(Excerpts from a figure dataset)

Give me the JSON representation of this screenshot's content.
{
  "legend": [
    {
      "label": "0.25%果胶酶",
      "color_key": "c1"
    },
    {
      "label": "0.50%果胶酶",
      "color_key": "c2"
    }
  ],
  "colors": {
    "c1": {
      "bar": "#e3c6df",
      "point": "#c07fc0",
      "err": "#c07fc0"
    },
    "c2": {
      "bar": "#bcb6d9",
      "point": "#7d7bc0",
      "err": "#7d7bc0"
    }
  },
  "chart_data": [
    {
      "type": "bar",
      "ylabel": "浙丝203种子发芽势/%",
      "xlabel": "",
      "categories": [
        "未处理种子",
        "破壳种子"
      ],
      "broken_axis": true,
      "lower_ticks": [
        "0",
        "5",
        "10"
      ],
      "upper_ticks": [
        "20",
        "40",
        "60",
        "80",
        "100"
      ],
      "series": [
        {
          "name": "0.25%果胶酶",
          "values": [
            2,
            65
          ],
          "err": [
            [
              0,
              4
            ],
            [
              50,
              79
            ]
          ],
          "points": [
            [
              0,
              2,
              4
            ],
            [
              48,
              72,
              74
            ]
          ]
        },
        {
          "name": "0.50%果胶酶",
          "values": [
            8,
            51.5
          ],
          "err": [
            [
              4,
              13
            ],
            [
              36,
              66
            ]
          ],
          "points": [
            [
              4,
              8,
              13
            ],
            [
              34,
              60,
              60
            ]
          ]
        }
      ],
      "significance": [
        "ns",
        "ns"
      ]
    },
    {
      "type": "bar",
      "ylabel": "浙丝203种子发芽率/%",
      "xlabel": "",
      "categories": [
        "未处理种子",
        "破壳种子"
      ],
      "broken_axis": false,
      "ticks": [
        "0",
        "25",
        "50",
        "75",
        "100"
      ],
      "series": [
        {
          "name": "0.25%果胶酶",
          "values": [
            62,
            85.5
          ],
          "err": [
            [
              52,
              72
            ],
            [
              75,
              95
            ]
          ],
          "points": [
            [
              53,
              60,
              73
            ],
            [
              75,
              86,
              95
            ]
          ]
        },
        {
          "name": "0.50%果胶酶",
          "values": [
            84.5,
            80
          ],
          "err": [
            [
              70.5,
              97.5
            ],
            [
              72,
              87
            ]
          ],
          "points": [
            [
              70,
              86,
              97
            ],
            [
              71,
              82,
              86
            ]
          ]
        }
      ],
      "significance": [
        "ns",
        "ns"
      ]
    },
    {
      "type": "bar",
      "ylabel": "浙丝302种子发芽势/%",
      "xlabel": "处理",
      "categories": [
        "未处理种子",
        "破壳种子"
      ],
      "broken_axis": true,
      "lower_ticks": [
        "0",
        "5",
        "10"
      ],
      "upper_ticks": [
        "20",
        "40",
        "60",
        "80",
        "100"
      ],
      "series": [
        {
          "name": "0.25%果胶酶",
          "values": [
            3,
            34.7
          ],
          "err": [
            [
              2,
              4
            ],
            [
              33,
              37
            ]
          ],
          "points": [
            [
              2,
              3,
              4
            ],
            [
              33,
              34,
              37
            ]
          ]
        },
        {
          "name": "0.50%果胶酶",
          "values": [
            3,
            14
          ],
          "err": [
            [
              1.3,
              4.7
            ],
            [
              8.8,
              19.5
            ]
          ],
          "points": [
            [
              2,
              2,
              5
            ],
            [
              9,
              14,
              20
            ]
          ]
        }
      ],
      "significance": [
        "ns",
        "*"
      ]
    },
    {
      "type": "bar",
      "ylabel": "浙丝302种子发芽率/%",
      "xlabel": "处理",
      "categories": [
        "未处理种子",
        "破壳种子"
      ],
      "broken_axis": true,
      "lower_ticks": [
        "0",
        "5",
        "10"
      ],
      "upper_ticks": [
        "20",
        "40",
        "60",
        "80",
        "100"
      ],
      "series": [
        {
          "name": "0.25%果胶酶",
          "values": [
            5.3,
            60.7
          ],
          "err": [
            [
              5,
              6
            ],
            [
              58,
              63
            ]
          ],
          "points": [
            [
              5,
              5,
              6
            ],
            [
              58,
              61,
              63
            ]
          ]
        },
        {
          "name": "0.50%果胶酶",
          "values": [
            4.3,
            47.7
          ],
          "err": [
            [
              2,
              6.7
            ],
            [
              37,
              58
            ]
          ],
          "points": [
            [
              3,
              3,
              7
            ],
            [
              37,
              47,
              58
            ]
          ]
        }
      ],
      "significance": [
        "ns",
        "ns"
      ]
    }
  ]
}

What the task requires
Copy all the entries verbatim.

Solution
Give me the JSON representation of this screenshot's content.
{
  "legend": [
    {
      "label": "0.25%果胶酶",
      "color_key": "c1"
    },
    {
      "label": "0.50%果胶酶",
      "color_key": "c2"
    }
  ],
  "colors": {
    "c1": {
      "bar": "#e3c6df",
      "point": "#c07fc0",
      "err": "#c07fc0"
    },
    "c2": {
      "bar": "#bcb6d9",
      "point": "#7d7bc0",
      "err": "#7d7bc0"
    }
  },
  "chart_data": [
    {
      "type": "bar",
      "ylabel": "浙丝203种子发芽势/%",
      "xlabel": "",
      "categories": [
        "未处理种子",
        "破壳种子"
      ],
      "broken_axis": true,
      "lower_ticks": [
        "0",
        "5",
        "10"
      ],
      "upper_ticks": [
        "20",
        "40",
        "60",
        "80",
        "100"
      ],
      "series": [
        {
          "name": "0.25%果胶酶",
          "values": [
            2,
            65
          ],
          "err": [
            [
              0,
              4
            ],
            [
              50,
              79
            ]
          ],
          "points": [
            [
              0,
              2,
              4
            ],
            [
              48,
              72,
              74
            ]
          ]
        },
        {
          "name": "0.50%果胶酶",
          "values": [
            8,
            51.5
          ],
          "err": [
            [
              4,
              13
            ],
            [
              36,
              66
            ]
          ],
          "points": [
            [
              4,
              8,
              13
            ],
            [
              34,
              60,
              60
            ]
          ]
        }
      ],
      "significance": [
        "ns",
        "ns"
      ]
    },
    {
      "type": "bar",
      "ylabel": "浙丝203种子发芽率/%",
      "xlabel": "",
      "categories": [
        "未处理种子",
        "破壳种子"
      ],
      "broken_axis": false,
      "ticks": [
        "0",
        "25",
        "50",
        "75",
        "100"
      ],
      "series": [
        {
          "name": "0.25%果胶酶",
          "values": [
            62,
            85.5
          ],
          "err": [
            [
              52,
              72
            ],
            [
              75,
              95
            ]
          ],
          "points": [
            [
              53,
              60,
              73
            ],
            [
              75,
              86,
              95
            ]
          ]
        },
        {
          "name": "0.50%果胶酶",
          "values": [
            84.5,
            80
          ],
          "err": [
            [
              70.5,
              97.5
            ],
            [
              72,
              87
            ]
          ],
          "points": [
            [
              70,
              86,
              97
            ],
            [
              71,
              82,
              86
            ]
          ]
        }
      ],
      "significance": [
        "ns",
        "ns"
      ]
    },
    {
      "type": "bar",
      "ylabel": "浙丝302种子发芽势/%",
      "xlabel": "处理",
      "categories": [
        "未处理种子",
        "破壳种子"
      ],
      "broken_axis": true,
      "lower_ticks": [
        "0",
        "5",
        "10"
      ],
      "upper_ticks": [
        "20",
        "40",
        "60",
        "80",
        "100"
      ],
      "series": [
        {
          "name": "0.25%果胶酶",
          "values": [
            3,
            34.7
          ],
          "err": [
            [
              2,
              4
            ],
            [
              33,
              37
            ]
          ],
          "points": [
            [
              2,
              3,
              4
            ],
            [
              33,
              34,
              37
            ]
          ]
        },
        {
          "name": "0.50%果胶酶",
          "values": [
            3,
            14
          ],
          "err": [
            [
              1.3,
              4.7
            ],
            [
              8.8,
              19.5
            ]
          ],
          "points": [
            [
              2,
              2,
              5
            ],
            [
              9,
              14,
              20
            ]
          ]
        }
      ],
      "significance": [
        "ns",
        "*"
      ]
    },
    {
      "type": "bar",
      "ylabel": "浙丝302种子发芽率/%",
      "xlabel": "处理",
      "categories": [
        "未处理种子",
        "破壳种子"
      ],
      "broken_axis": true,
      "lower_ticks": [
        "0",
        "5",
        "10"
      ],
      "upper_ticks": [
        "20",
        "40",
        "60",
        "80",
        "100"
      ],
      "series": [
        {
          "name": "0.25%果胶酶",
          "values": [
            5.3,
            60.7
          ],
          "err": [
            [
              5,
              6
            ],
            [
              58,
              63
            ]
          ],
          "points": [
            [
              5,
              5,
              6
            ],
            [
              58,
              61,
              63
            ]
          ]
        },
        {
          "name": "0.50%果胶酶",
          "values": [
            4.3,
            47.7
          ],
          "err": [
            [
              2,
              6.7
            ],
            [
              37,
              58
            ]
          ],
          "points": [
            [
              3,
              3,
              7
            ],
            [
              37,
              47,
              58
            ]
          ]
        }
      ],
      "significance": [
        "ns",
        "ns"
      ]
    }
  ]
}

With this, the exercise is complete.